# [WRITTEN PROBLEM]
Find every line in the records below that holds the word "panel" and copy it.

(Figure dataset records)

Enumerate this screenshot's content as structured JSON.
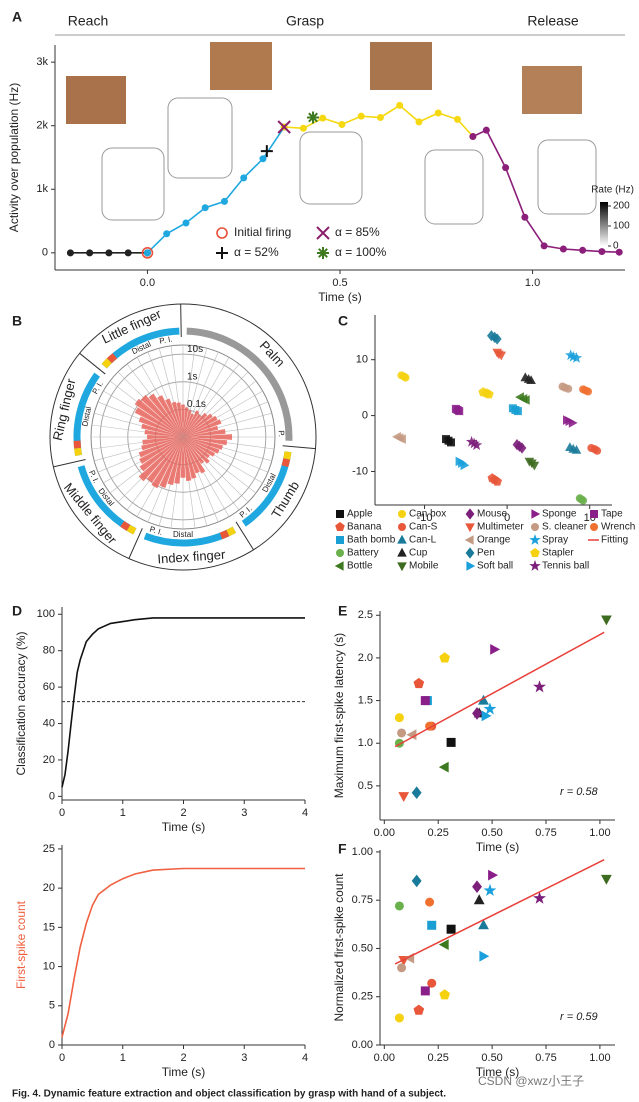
{
  "chart_data": [
    {
      "type": "line",
      "panel": "A",
      "phases": [
        "Reach",
        "Grasp",
        "Release"
      ],
      "xlabel": "Time (s)",
      "ylabel": "Activity over population (Hz)",
      "xlim": [
        -0.24,
        1.24
      ],
      "ylim": [
        -270,
        3270
      ],
      "xticks": [
        {
          "value": 0,
          "label": "0.0"
        },
        0.5,
        {
          "value": 1,
          "label": "1.0"
        }
      ],
      "yticks": [
        0,
        {
          "value": 1000,
          "label": "1k"
        },
        {
          "value": 2000,
          "label": "2k"
        },
        {
          "value": 3000,
          "label": "3k"
        }
      ],
      "series": [
        {
          "color": "#222222",
          "x": [
            -0.2,
            -0.15,
            -0.1,
            -0.05,
            0
          ],
          "values": [
            0,
            0,
            0,
            0,
            0
          ]
        },
        {
          "color": "#1fa8e0",
          "x": [
            0,
            0.05,
            0.1,
            0.15,
            0.2,
            0.25,
            0.3,
            0.355
          ],
          "values": [
            0,
            300,
            470,
            710,
            810,
            1180,
            1480,
            1980
          ]
        },
        {
          "color": "#f5d80f",
          "x": [
            0.355,
            0.405,
            0.455,
            0.505,
            0.555,
            0.605,
            0.655,
            0.705,
            0.755,
            0.805,
            0.845
          ],
          "values": [
            1980,
            1960,
            2120,
            2020,
            2150,
            2130,
            2320,
            2060,
            2200,
            2100,
            1830
          ]
        },
        {
          "color": "#8b1f7a",
          "x": [
            0.845,
            0.88,
            0.93,
            0.98,
            1.03,
            1.08,
            1.13,
            1.18,
            1.225
          ],
          "values": [
            1830,
            1930,
            1340,
            560,
            110,
            60,
            40,
            20,
            10
          ]
        }
      ],
      "annotations": [
        {
          "label": "Initial firing",
          "x": 0,
          "y": 0,
          "symbol": "circle-open",
          "color": "#e8503a"
        },
        {
          "label": "α = 85%",
          "x": 0.355,
          "y": 1980,
          "symbol": "x",
          "color": "#8b1f6a"
        },
        {
          "label": "α = 52%",
          "x": 0.31,
          "y": 1600,
          "symbol": "plus",
          "color": "#111111"
        },
        {
          "label": "α = 100%",
          "x": 0.43,
          "y": 2130,
          "symbol": "asterisk",
          "color": "#3d7a1f"
        }
      ],
      "colorbar": {
        "title": "Rate (Hz)",
        "lim": [
          0,
          220
        ],
        "ticks": [
          0,
          100,
          200
        ]
      }
    },
    {
      "type": "polar",
      "panel": "B",
      "color": "#e8665e",
      "regions": [
        "Palm",
        "Thumb",
        "Index finger",
        "Middle finger",
        "Ring finger",
        "Little finger"
      ],
      "sublabels": [
        "Distal",
        "P.",
        "P. I."
      ],
      "rlim": [
        0.01,
        21.5
      ],
      "log": true,
      "rticks": [
        {
          "value": 0.1,
          "label": "0.1s"
        },
        {
          "value": 1,
          "label": "1s"
        },
        {
          "value": 10,
          "label": "10s"
        }
      ],
      "values": [
        0.15,
        0.12,
        0.1,
        0.08,
        0.12,
        0.1,
        0.15,
        0.2,
        0.25,
        0.3,
        0.2,
        0.35,
        0.6,
        0.4,
        0.3,
        0.25,
        0.2,
        0.15,
        0.2,
        0.15,
        0.3,
        0.25,
        0.35,
        0.4,
        0.3,
        0.5,
        0.6,
        0.9,
        1.2,
        1.0,
        1.4,
        0.8,
        0.6,
        0.5,
        0.35,
        0.3,
        0.2,
        0.25,
        0.35,
        0.5,
        0.9,
        1.3,
        1.1,
        0.8,
        0.5,
        0.3,
        0.2,
        0.18
      ]
    },
    {
      "type": "scatter",
      "panel": "C",
      "xlim": [
        -16,
        12.7
      ],
      "ylim": [
        -16,
        18
      ],
      "xticks": [
        -10,
        0,
        10
      ],
      "yticks": [
        -10,
        0,
        10
      ],
      "fit_name": "Fitting",
      "series": [
        {
          "name": "Apple",
          "color": "#111111",
          "marker": "square",
          "x": [
            -7.4,
            -6.8,
            -7.1
          ],
          "values": [
            -4.2,
            -4.8,
            -4.5
          ]
        },
        {
          "name": "Banana",
          "color": "#e8573a",
          "marker": "pentagon",
          "x": [
            -1.8,
            -1.2,
            -1.5
          ],
          "values": [
            -11.2,
            -11.8,
            -11.5
          ]
        },
        {
          "name": "Bath bomb",
          "color": "#1a9fd4",
          "marker": "square",
          "x": [
            0.7,
            1.3,
            1.0
          ],
          "values": [
            1.3,
            0.8,
            1.0
          ]
        },
        {
          "name": "Battery",
          "color": "#6ab04c",
          "marker": "circle",
          "x": [
            8.8,
            9.2,
            9.0
          ],
          "values": [
            -14.8,
            -15.2,
            -15.0
          ]
        },
        {
          "name": "Bottle",
          "color": "#3d7a1f",
          "marker": "triangle-left",
          "x": [
            1.6,
            2.3,
            2.0
          ],
          "values": [
            3.3,
            2.8,
            3.0
          ]
        },
        {
          "name": "Can box",
          "color": "#f5d10f",
          "marker": "circle",
          "x": [
            -12.8,
            -12.3,
            -12.5
          ],
          "values": [
            7.2,
            6.8,
            7.0
          ]
        },
        {
          "name": "Can-S",
          "color": "#e8573a",
          "marker": "circle",
          "x": [
            10.2,
            10.9,
            10.6
          ],
          "values": [
            -5.8,
            -6.3,
            -6.0
          ]
        },
        {
          "name": "Can-L",
          "color": "#1a7a9a",
          "marker": "triangle-up",
          "x": [
            7.6,
            8.4,
            8.0
          ],
          "values": [
            -5.7,
            -6.2,
            -6.0
          ]
        },
        {
          "name": "Cup",
          "color": "#222222",
          "marker": "triangle-up",
          "x": [
            2.2,
            2.9,
            2.6
          ],
          "values": [
            6.8,
            6.3,
            6.5
          ]
        },
        {
          "name": "Mobile",
          "color": "#3d6b1f",
          "marker": "triangle-down",
          "x": [
            2.7,
            3.3,
            3.0
          ],
          "values": [
            -8.2,
            -8.9,
            -8.5
          ]
        },
        {
          "name": "Mouse",
          "color": "#7b1f7a",
          "marker": "diamond",
          "x": [
            1.2,
            1.8,
            1.5
          ],
          "values": [
            -5.2,
            -5.8,
            -5.5
          ]
        },
        {
          "name": "Multimeter",
          "color": "#e8573a",
          "marker": "triangle-down",
          "x": [
            -1.2,
            -0.7,
            -1.0
          ],
          "values": [
            11.3,
            10.8,
            11.0
          ]
        },
        {
          "name": "Orange",
          "color": "#c49a82",
          "marker": "triangle-left",
          "x": [
            -13.3,
            -12.7,
            -13.0
          ],
          "values": [
            -3.8,
            -4.2,
            -4.0
          ]
        },
        {
          "name": "Pen",
          "color": "#1a7a9a",
          "marker": "diamond",
          "x": [
            -1.9,
            -1.2,
            -1.5
          ],
          "values": [
            14.3,
            13.7,
            14.0
          ]
        },
        {
          "name": "Soft ball",
          "color": "#1aa0dc",
          "marker": "triangle-right",
          "x": [
            -5.8,
            -5.2,
            -5.5
          ],
          "values": [
            -8.2,
            -8.9,
            -8.5
          ]
        },
        {
          "name": "Sponge",
          "color": "#8b1f8a",
          "marker": "triangle-right",
          "x": [
            7.2,
            7.9,
            7.5
          ],
          "values": [
            -0.8,
            -1.3,
            -1.0
          ]
        },
        {
          "name": "S. cleaner",
          "color": "#c49a82",
          "marker": "circle",
          "x": [
            6.7,
            7.4,
            7.0
          ],
          "values": [
            5.2,
            4.8,
            5.0
          ]
        },
        {
          "name": "Spray",
          "color": "#1aa0dc",
          "marker": "star",
          "x": [
            7.7,
            8.4,
            8.0
          ],
          "values": [
            10.8,
            10.3,
            10.5
          ]
        },
        {
          "name": "Stapler",
          "color": "#f5d10f",
          "marker": "pentagon",
          "x": [
            -2.9,
            -2.2,
            -2.5
          ],
          "values": [
            4.2,
            3.8,
            4.0
          ]
        },
        {
          "name": "Tennis ball",
          "color": "#7b1f7a",
          "marker": "star",
          "x": [
            -4.3,
            -3.7,
            -4.0
          ],
          "values": [
            -4.7,
            -5.3,
            -5.0
          ]
        },
        {
          "name": "Tape",
          "color": "#8b1f8a",
          "marker": "square",
          "x": [
            -6.2,
            -5.8,
            -6.0
          ],
          "values": [
            1.2,
            0.8,
            1.0
          ]
        },
        {
          "name": "Wrench",
          "color": "#f07030",
          "marker": "circle",
          "x": [
            9.2,
            9.8,
            9.5
          ],
          "values": [
            4.7,
            4.3,
            4.5
          ]
        }
      ]
    },
    {
      "type": "line",
      "panel": "D",
      "xlabel": "Time (s)",
      "ylabel": "Classification accuracy (%)",
      "xlim": [
        0,
        4
      ],
      "ylim": [
        -2,
        104
      ],
      "xticks": [
        0,
        1,
        2,
        3,
        4
      ],
      "yticks": [
        0,
        20,
        40,
        60,
        80,
        100
      ],
      "hline": 52,
      "series": [
        {
          "color": "#111111",
          "x": [
            0,
            0.05,
            0.1,
            0.15,
            0.2,
            0.25,
            0.3,
            0.4,
            0.5,
            0.6,
            0.8,
            1,
            1.2,
            1.5,
            2,
            3,
            4
          ],
          "values": [
            5,
            12,
            25,
            40,
            55,
            68,
            75,
            85,
            89,
            92,
            95,
            96,
            97,
            98,
            98,
            98,
            98
          ]
        }
      ]
    },
    {
      "type": "line",
      "xlabel": "Time (s)",
      "ylabel": "First-spike count",
      "ylabel_color": "#f06040",
      "xlim": [
        0,
        4
      ],
      "ylim": [
        0,
        25.5
      ],
      "xticks": [
        0,
        1,
        2,
        3,
        4
      ],
      "yticks": [
        0,
        5,
        10,
        15,
        20,
        25
      ],
      "series": [
        {
          "color": "#f06040",
          "x": [
            0,
            0.1,
            0.2,
            0.3,
            0.4,
            0.5,
            0.6,
            0.8,
            1,
            1.2,
            1.5,
            2,
            3,
            4
          ],
          "values": [
            1,
            4,
            8.5,
            12.5,
            15.5,
            17.8,
            19.2,
            20.4,
            21.2,
            21.8,
            22.3,
            22.5,
            22.5,
            22.5
          ]
        }
      ]
    },
    {
      "type": "scatter",
      "panel": "E",
      "xlabel": "Time (s)",
      "ylabel": "Maximum first-spike latency (s)",
      "xlim": [
        -0.02,
        1.07
      ],
      "ylim": [
        0.1,
        2.55
      ],
      "xticks": [
        {
          "value": 0,
          "label": "0.00"
        },
        {
          "value": 0.25,
          "label": "0.25"
        },
        {
          "value": 0.5,
          "label": "0.50"
        },
        {
          "value": 0.75,
          "label": "0.75"
        },
        {
          "value": 1,
          "label": "1.00"
        }
      ],
      "yticks": [
        0.5,
        {
          "value": 1,
          "label": "1.0"
        },
        1.5,
        {
          "value": 2,
          "label": "2.0"
        },
        2.5
      ],
      "annotation": "r = 0.58",
      "x": [
        0.31,
        0.16,
        0.2,
        0.07,
        0.28,
        0.07,
        0.22,
        0.46,
        0.44,
        1.03,
        0.43,
        0.09,
        0.13,
        0.15,
        0.47,
        0.51,
        0.08,
        0.49,
        0.28,
        0.72,
        0.19,
        0.21
      ],
      "values": [
        1.01,
        1.7,
        1.5,
        1.0,
        0.72,
        1.3,
        1.2,
        1.5,
        1.35,
        2.45,
        1.35,
        0.38,
        1.1,
        0.42,
        1.32,
        2.1,
        1.12,
        1.4,
        2.0,
        1.66,
        1.5,
        1.2
      ],
      "fit": {
        "color": "#e8403a",
        "x": [
          0.05,
          1.02
        ],
        "values": [
          0.96,
          2.3
        ]
      }
    },
    {
      "type": "scatter",
      "panel": "F",
      "xlabel": "Time (s)",
      "ylabel": "Normalized first-spike count",
      "xlim": [
        -0.02,
        1.07
      ],
      "ylim": [
        0,
        1.01
      ],
      "xticks": [
        {
          "value": 0,
          "label": "0.00"
        },
        {
          "value": 0.25,
          "label": "0.25"
        },
        {
          "value": 0.5,
          "label": "0.50"
        },
        {
          "value": 0.75,
          "label": "0.75"
        },
        {
          "value": 1,
          "label": "1.00"
        }
      ],
      "yticks": [
        {
          "value": 0,
          "label": "0.00"
        },
        0.25,
        {
          "value": 0.5,
          "label": "0.50"
        },
        0.75,
        {
          "value": 1,
          "label": "1.00"
        }
      ],
      "annotation": "r = 0.59",
      "x": [
        0.31,
        0.16,
        0.22,
        0.07,
        0.28,
        0.07,
        0.22,
        0.46,
        0.44,
        1.03,
        0.43,
        0.09,
        0.12,
        0.15,
        0.46,
        0.5,
        0.08,
        0.49,
        0.28,
        0.72,
        0.19,
        0.21
      ],
      "values": [
        0.6,
        0.18,
        0.62,
        0.72,
        0.52,
        0.14,
        0.32,
        0.62,
        0.75,
        0.86,
        0.82,
        0.44,
        0.45,
        0.85,
        0.46,
        0.88,
        0.4,
        0.8,
        0.26,
        0.76,
        0.28,
        0.74
      ],
      "fit": {
        "color": "#e8403a",
        "x": [
          0.05,
          1.02
        ],
        "values": [
          0.42,
          0.96
        ]
      }
    }
  ],
  "caption": "Fig. 4. Dynamic feature extraction and object classification by grasp with hand of a subject.",
  "watermark": "CSDN @xwz小王子"
}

# [THE SOLUTION]
      "panel": "A",
      "panel": "B",
      "panel": "C",
      "panel": "D",
      "panel": "E",
      "panel": "F",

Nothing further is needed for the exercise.